• **Instructions to follow**
Copy out every record precisely.

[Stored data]
^^^^^^^^^^^^^^^^

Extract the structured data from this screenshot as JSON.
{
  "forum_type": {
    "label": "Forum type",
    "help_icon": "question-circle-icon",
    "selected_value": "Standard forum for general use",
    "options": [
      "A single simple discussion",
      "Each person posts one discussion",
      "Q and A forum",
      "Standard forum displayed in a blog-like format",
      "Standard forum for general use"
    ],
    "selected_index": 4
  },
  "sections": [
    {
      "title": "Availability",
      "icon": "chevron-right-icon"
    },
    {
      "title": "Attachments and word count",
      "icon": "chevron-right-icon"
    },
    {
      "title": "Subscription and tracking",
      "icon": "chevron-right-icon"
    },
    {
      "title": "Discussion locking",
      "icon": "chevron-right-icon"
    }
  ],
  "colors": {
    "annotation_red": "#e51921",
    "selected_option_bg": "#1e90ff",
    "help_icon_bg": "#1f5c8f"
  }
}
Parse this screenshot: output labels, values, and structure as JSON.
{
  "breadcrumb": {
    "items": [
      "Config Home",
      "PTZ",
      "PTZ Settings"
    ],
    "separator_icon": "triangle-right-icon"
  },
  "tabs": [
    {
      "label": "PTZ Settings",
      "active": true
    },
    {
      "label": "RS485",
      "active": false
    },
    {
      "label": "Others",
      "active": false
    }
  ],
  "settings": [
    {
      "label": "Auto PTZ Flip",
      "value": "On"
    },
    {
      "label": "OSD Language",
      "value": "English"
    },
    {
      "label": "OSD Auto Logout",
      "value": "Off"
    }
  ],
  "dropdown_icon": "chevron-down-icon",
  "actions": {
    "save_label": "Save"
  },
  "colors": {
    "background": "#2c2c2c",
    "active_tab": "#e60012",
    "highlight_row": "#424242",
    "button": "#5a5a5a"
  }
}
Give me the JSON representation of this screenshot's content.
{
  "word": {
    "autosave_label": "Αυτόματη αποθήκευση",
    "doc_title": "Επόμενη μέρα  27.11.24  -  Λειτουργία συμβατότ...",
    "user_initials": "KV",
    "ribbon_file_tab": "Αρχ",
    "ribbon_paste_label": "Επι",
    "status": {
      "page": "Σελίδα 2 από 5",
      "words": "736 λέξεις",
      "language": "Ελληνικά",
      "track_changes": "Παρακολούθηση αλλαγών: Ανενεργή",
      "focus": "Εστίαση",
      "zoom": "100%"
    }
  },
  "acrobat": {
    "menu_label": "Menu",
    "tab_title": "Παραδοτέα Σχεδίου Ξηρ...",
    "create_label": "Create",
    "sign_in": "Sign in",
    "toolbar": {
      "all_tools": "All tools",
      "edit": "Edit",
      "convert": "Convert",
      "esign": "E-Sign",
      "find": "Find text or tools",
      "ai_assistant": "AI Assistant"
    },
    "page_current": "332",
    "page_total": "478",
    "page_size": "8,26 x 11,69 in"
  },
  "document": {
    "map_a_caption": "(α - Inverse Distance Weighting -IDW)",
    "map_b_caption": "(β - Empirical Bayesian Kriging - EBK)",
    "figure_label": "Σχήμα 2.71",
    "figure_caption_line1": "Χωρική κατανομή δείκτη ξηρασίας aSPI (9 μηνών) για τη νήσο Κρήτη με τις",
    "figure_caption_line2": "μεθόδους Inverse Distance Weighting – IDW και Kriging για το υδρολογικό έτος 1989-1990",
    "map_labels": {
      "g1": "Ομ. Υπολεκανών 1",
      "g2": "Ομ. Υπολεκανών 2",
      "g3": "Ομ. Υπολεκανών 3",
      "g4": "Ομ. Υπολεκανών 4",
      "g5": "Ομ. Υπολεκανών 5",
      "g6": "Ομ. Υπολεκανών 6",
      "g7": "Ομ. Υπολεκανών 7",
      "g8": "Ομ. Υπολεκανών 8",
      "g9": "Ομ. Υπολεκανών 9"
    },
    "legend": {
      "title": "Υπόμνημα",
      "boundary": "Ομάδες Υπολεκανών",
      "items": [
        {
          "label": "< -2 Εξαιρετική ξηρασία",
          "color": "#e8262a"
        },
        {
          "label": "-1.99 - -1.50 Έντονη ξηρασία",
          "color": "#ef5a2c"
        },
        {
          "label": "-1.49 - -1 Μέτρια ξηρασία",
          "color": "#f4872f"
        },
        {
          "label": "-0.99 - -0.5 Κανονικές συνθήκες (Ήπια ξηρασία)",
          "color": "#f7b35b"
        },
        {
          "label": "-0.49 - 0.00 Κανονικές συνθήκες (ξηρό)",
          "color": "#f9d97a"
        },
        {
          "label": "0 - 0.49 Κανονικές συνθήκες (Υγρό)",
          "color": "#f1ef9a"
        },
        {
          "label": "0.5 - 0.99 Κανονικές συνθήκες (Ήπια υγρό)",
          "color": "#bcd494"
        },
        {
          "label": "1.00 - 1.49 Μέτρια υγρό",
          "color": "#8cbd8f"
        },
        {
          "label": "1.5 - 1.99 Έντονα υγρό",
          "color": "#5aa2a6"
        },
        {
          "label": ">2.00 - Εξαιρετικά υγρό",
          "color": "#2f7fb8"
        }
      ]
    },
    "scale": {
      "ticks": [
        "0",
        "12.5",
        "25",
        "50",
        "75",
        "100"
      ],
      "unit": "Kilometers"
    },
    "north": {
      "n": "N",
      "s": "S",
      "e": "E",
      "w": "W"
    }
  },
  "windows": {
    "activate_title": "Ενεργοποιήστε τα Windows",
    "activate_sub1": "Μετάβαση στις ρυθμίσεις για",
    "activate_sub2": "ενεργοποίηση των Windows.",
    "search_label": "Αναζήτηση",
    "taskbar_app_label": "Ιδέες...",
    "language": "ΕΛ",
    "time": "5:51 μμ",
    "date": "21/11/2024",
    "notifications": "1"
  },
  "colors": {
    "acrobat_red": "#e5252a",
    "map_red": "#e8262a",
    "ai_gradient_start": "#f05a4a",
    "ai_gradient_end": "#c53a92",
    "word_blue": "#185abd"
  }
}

^^^^^^^^^^^^^^^^

• **Result of this task**
Extract the structured data from this screenshot as JSON.
{
  "forum_type": {
    "label": "Forum type",
    "help_icon": "question-circle-icon",
    "selected_value": "Standard forum for general use",
    "options": [
      "A single simple discussion",
      "Each person posts one discussion",
      "Q and A forum",
      "Standard forum displayed in a blog-like format",
      "Standard forum for general use"
    ],
    "selected_index": 4
  },
  "sections": [
    {
      "title": "Availability",
      "icon": "chevron-right-icon"
    },
    {
      "title": "Attachments and word count",
      "icon": "chevron-right-icon"
    },
    {
      "title": "Subscription and tracking",
      "icon": "chevron-right-icon"
    },
    {
      "title": "Discussion locking",
      "icon": "chevron-right-icon"
    }
  ],
  "colors": {
    "annotation_red": "#e51921",
    "selected_option_bg": "#1e90ff",
    "help_icon_bg": "#1f5c8f"
  }
}
Parse this screenshot: output labels, values, and structure as JSON.
{
  "breadcrumb": {
    "items": [
      "Config Home",
      "PTZ",
      "PTZ Settings"
    ],
    "separator_icon": "triangle-right-icon"
  },
  "tabs": [
    {
      "label": "PTZ Settings",
      "active": true
    },
    {
      "label": "RS485",
      "active": false
    },
    {
      "label": "Others",
      "active": false
    }
  ],
  "settings": [
    {
      "label": "Auto PTZ Flip",
      "value": "On"
    },
    {
      "label": "OSD Language",
      "value": "English"
    },
    {
      "label": "OSD Auto Logout",
      "value": "Off"
    }
  ],
  "dropdown_icon": "chevron-down-icon",
  "actions": {
    "save_label": "Save"
  },
  "colors": {
    "background": "#2c2c2c",
    "active_tab": "#e60012",
    "highlight_row": "#424242",
    "button": "#5a5a5a"
  }
}
Give me the JSON representation of this screenshot's content.
{
  "word": {
    "autosave_label": "Αυτόματη αποθήκευση",
    "doc_title": "Επόμενη μέρα  27.11.24  -  Λειτουργία συμβατότ...",
    "user_initials": "KV",
    "ribbon_file_tab": "Αρχ",
    "ribbon_paste_label": "Επι",
    "status": {
      "page": "Σελίδα 2 από 5",
      "words": "736 λέξεις",
      "language": "Ελληνικά",
      "track_changes": "Παρακολούθηση αλλαγών: Ανενεργή",
      "focus": "Εστίαση",
      "zoom": "100%"
    }
  },
  "acrobat": {
    "menu_label": "Menu",
    "tab_title": "Παραδοτέα Σχεδίου Ξηρ...",
    "create_label": "Create",
    "sign_in": "Sign in",
    "toolbar": {
      "all_tools": "All tools",
      "edit": "Edit",
      "convert": "Convert",
      "esign": "E-Sign",
      "find": "Find text or tools",
      "ai_assistant": "AI Assistant"
    },
    "page_current": "332",
    "page_total": "478",
    "page_size": "8,26 x 11,69 in"
  },
  "document": {
    "map_a_caption": "(α - Inverse Distance Weighting -IDW)",
    "map_b_caption": "(β - Empirical Bayesian Kriging - EBK)",
    "figure_label": "Σχήμα 2.71",
    "figure_caption_line1": "Χωρική κατανομή δείκτη ξηρασίας aSPI (9 μηνών) για τη νήσο Κρήτη με τις",
    "figure_caption_line2": "μεθόδους Inverse Distance Weighting – IDW και Kriging για το υδρολογικό έτος 1989-1990",
    "map_labels": {
      "g1": "Ομ. Υπολεκανών 1",
      "g2": "Ομ. Υπολεκανών 2",
      "g3": "Ομ. Υπολεκανών 3",
      "g4": "Ομ. Υπολεκανών 4",
      "g5": "Ομ. Υπολεκανών 5",
      "g6": "Ομ. Υπολεκανών 6",
      "g7": "Ομ. Υπολεκανών 7",
      "g8": "Ομ. Υπολεκανών 8",
      "g9": "Ομ. Υπολεκανών 9"
    },
    "legend": {
      "title": "Υπόμνημα",
      "boundary": "Ομάδες Υπολεκανών",
      "items": [
        {
          "label": "< -2 Εξαιρετική ξηρασία",
          "color": "#e8262a"
        },
        {
          "label": "-1.99 - -1.50 Έντονη ξηρασία",
          "color": "#ef5a2c"
        },
        {
          "label": "-1.49 - -1 Μέτρια ξηρασία",
          "color": "#f4872f"
        },
        {
          "label": "-0.99 - -0.5 Κανονικές συνθήκες (Ήπια ξηρασία)",
          "color": "#f7b35b"
        },
        {
          "label": "-0.49 - 0.00 Κανονικές συνθήκες (ξηρό)",
          "color": "#f9d97a"
        },
        {
          "label": "0 - 0.49 Κανονικές συνθήκες (Υγρό)",
          "color": "#f1ef9a"
        },
        {
          "label": "0.5 - 0.99 Κανονικές συνθήκες (Ήπια υγρό)",
          "color": "#bcd494"
        },
        {
          "label": "1.00 - 1.49 Μέτρια υγρό",
          "color": "#8cbd8f"
        },
        {
          "label": "1.5 - 1.99 Έντονα υγρό",
          "color": "#5aa2a6"
        },
        {
          "label": ">2.00 - Εξαιρετικά υγρό",
          "color": "#2f7fb8"
        }
      ]
    },
    "scale": {
      "ticks": [
        "0",
        "12.5",
        "25",
        "50",
        "75",
        "100"
      ],
      "unit": "Kilometers"
    },
    "north": {
      "n": "N",
      "s": "S",
      "e": "E",
      "w": "W"
    }
  },
  "windows": {
    "activate_title": "Ενεργοποιήστε τα Windows",
    "activate_sub1": "Μετάβαση στις ρυθμίσεις για",
    "activate_sub2": "ενεργοποίηση των Windows.",
    "search_label": "Αναζήτηση",
    "taskbar_app_label": "Ιδέες...",
    "language": "ΕΛ",
    "time": "5:51 μμ",
    "date": "21/11/2024",
    "notifications": "1"
  },
  "colors": {
    "acrobat_red": "#e5252a",
    "map_red": "#e8262a",
    "ai_gradient_start": "#f05a4a",
    "ai_gradient_end": "#c53a92",
    "word_blue": "#185abd"
  }
}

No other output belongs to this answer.